Dynamic Application Security Testing (DAST)
DAST tests running applications by simulating attack payloads against HTTP endpoints. It detects XSS, SQLi, CSRF, and other runtime vulnerabilities that static analysis cannot find. DAST requires a deployed, accessible target URL.
Container Scanning
Uses Trivy to scan Docker images for known CVEs in OS packages and application dependencies. Runs after the Docker build stage to gate images before they reach a registry.
Dependency Scanning
Inspects dependency manifests (package.json, requirements.txt, pom.xml, Gemfile.lock) for known vulnerable versions. Operates at the source code level, complementing container scanning.
Secret Detection
Scans commits for accidentally committed credentials, API keys, tokens, and private keys using pattern matching and entropy analysis. Runs on every commit to prevent secrets from reaching the repository.
Implementation
Complete Pipeline Configuration
# .gitlab-ci.yml
stages:
- build
- test
- security
- deploy-staging
- dast
- deploy-production
variables:
DOCKER_IMAGE: $CI_REGISTRY_IMAGE:$CI_COMMIT_SHORT_SHA
SECURE_LOG_LEVEL: "info"

### Tasks
[1] Copy the stretch of the pipeline security scanning text from "Dynamic Application Security" through "reaching the repository.".
[2] Continue the pipeline security scanning text from its last line.

### Provided data

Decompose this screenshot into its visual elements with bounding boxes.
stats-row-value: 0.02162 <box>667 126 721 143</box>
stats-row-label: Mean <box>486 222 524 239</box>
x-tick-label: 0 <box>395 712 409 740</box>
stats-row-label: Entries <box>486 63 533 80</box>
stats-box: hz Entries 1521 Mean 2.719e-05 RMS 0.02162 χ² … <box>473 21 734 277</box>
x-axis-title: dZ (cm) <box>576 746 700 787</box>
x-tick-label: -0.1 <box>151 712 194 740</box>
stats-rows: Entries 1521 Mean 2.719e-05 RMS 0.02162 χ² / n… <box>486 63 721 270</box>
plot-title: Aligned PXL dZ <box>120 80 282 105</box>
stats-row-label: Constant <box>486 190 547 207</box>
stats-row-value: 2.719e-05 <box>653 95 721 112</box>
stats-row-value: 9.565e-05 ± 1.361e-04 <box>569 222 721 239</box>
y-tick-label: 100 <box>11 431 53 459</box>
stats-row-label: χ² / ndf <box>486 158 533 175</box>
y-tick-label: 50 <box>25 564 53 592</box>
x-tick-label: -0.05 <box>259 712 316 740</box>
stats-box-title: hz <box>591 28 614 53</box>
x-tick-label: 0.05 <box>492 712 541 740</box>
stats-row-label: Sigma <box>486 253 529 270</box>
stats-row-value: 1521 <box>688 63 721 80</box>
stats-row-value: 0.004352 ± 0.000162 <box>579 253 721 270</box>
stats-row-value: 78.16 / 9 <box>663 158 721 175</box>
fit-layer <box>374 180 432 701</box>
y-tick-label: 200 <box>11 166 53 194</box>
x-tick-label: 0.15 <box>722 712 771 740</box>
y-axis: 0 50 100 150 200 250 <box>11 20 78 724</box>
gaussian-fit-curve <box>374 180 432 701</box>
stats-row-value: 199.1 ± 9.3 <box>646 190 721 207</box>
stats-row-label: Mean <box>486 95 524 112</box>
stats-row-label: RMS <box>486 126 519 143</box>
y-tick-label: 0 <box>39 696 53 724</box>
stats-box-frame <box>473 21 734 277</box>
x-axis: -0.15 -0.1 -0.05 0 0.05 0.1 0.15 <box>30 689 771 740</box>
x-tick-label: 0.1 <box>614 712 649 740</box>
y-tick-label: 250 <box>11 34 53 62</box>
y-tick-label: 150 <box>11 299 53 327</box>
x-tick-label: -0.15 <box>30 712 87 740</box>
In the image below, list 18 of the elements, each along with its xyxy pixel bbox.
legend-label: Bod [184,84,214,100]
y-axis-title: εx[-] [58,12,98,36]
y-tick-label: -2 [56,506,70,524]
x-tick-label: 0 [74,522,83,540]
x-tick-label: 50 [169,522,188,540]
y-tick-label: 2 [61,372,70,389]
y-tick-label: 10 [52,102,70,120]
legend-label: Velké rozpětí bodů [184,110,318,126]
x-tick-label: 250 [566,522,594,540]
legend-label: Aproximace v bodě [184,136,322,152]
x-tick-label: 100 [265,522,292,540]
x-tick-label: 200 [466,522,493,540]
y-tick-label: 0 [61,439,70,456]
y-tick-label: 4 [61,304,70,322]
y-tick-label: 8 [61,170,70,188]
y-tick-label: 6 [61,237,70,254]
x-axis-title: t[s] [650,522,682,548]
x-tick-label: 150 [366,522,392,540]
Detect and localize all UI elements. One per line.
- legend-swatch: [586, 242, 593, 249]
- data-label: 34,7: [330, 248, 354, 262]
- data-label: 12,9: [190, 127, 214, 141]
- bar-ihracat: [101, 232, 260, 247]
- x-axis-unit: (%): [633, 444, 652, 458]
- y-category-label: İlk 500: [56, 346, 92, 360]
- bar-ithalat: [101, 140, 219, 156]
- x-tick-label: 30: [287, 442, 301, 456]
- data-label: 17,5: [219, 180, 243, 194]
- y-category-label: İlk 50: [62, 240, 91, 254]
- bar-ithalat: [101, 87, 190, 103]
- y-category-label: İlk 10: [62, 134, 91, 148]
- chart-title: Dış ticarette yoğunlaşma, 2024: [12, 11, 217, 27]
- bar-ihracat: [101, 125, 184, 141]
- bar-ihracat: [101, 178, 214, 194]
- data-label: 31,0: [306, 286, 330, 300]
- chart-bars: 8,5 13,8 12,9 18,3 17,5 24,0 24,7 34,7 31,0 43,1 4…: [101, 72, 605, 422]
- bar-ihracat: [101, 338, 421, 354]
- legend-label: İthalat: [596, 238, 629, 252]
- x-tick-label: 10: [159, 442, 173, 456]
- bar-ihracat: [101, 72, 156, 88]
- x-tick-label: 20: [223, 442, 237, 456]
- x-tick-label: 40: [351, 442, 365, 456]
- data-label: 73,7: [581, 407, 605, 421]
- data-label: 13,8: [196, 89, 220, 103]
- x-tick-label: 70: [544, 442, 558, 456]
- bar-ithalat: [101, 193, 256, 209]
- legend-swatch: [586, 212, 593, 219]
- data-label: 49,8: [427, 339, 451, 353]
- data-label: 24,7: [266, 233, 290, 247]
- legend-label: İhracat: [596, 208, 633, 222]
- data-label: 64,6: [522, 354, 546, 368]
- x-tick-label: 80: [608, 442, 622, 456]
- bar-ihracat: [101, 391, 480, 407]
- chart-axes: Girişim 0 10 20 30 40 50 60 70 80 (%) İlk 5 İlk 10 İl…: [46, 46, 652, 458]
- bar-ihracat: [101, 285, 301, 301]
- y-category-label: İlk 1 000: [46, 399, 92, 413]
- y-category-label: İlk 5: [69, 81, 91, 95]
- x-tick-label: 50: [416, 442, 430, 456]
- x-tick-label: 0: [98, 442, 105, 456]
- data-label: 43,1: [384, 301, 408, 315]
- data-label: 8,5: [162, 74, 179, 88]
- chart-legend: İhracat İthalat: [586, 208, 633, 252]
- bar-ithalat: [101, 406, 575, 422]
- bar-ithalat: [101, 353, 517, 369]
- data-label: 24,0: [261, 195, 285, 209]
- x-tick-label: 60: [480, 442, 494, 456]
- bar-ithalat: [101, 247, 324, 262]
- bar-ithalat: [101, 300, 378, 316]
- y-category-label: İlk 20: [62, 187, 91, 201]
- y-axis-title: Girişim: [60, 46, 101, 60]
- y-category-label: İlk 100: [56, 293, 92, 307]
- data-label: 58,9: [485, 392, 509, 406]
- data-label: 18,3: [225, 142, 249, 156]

### Results for the exercise
[1]
Dynamic Application Security Testing (DAST)
DAST tests running applications by simulating attack payloads against HTTP endpoints. It detects XSS, SQLi, CSRF, and other runtime vulnerabilities that static analysis cannot find. DAST requires a deployed, accessible target URL.
Container Scanning
Uses Trivy to scan Docker images for known CVEs in OS packages and application dependencies. Runs after the Docker build stage to gate images before they reach a registry.
Dependency Scanning
Inspects dependency manifests (package.json, requirements.txt, pom.xml, Gemfile.lock) for known vulnerable versions. Operates at the source code level, complementing container scanning.
Secret Detection
Scans commits for accidentally committed credentials, API keys, tokens, and private keys using pattern matching and entropy analysis. Runs on every commit to prevent secrets from reaching the repository.

[2]
# Include GitLab managed security templates
include:
- template: Security/SAST.gitlab-ci.yml
- template: Security/Secret-Detection.gitlab-ci.yml
- template: Security/Dependency-Scanning.gitlab-ci.yml
- template: Security/Container-Scanning.gitlab-ci.yml
- template: DAST.gitlab-ci.yml
- template: Security/License-Scanning.gitlab-ci.yml
build:
stage: build
image: docker:24.0
services:
- docker:24.0-dind
variables:
DOCKER_TLS_CERTDIR: "/certs"
script:
- docker login -u $CI_REGISTRY_USER -p $CI_REGISTRY_PASSWORD $CI_REGISTRY
- docker build -t $DOCKER_IMAGE .
- docker push $DOCKER_IMAGE
rules:
- if: $CI_COMMIT_BRANCH
unit-tests:
stage: test
image: $DOCKER_IMAGE
script:
- npm ci
- npm run test:coverage
coverage: '/Lines\s*:\s*(\d+\.?\d*)%/'
artifacts:
reports:
junit: junit-report.xml
coverage_report:
coverage_format: cobertura
path: coverage/cobertura-coverage.xml
# Override SAST to run in security stage
sast:
stage: security
variables:
SAST_EXCLUDED_PATHS: "spec,test,tests,tmp,node_modules"
SEARCH_MAX_DEPTH: 10
# Override container scanning
container_scanning:
stage: security
variables:
CS_IMAGE: $DOCKER_IMAGE
CS_SEVERITY_THRESHOLD: "HIGH"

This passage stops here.